» Given instruction
Which lines have the string "naturale"? Copy all of them from the entries below.

» Supplied entries
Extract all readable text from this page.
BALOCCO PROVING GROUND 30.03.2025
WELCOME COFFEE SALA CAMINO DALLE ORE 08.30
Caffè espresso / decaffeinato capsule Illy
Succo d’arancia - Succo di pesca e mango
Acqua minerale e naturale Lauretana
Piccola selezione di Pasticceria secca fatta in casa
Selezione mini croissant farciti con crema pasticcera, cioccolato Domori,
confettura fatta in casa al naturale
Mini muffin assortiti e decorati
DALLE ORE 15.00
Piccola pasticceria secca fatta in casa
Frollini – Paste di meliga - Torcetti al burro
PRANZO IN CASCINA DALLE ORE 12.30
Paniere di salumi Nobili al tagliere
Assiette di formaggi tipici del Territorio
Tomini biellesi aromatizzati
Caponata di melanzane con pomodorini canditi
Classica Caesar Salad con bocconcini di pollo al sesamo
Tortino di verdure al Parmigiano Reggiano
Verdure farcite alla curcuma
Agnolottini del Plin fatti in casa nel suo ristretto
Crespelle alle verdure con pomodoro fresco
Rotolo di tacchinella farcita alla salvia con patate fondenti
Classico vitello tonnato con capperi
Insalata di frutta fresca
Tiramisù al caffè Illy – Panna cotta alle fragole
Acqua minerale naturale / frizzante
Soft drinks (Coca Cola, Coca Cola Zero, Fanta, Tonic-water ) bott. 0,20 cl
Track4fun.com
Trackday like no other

» Task solution
Acqua minerale e naturale Lauretana
confettura fatta in casa al naturale
Acqua minerale naturale / frizzante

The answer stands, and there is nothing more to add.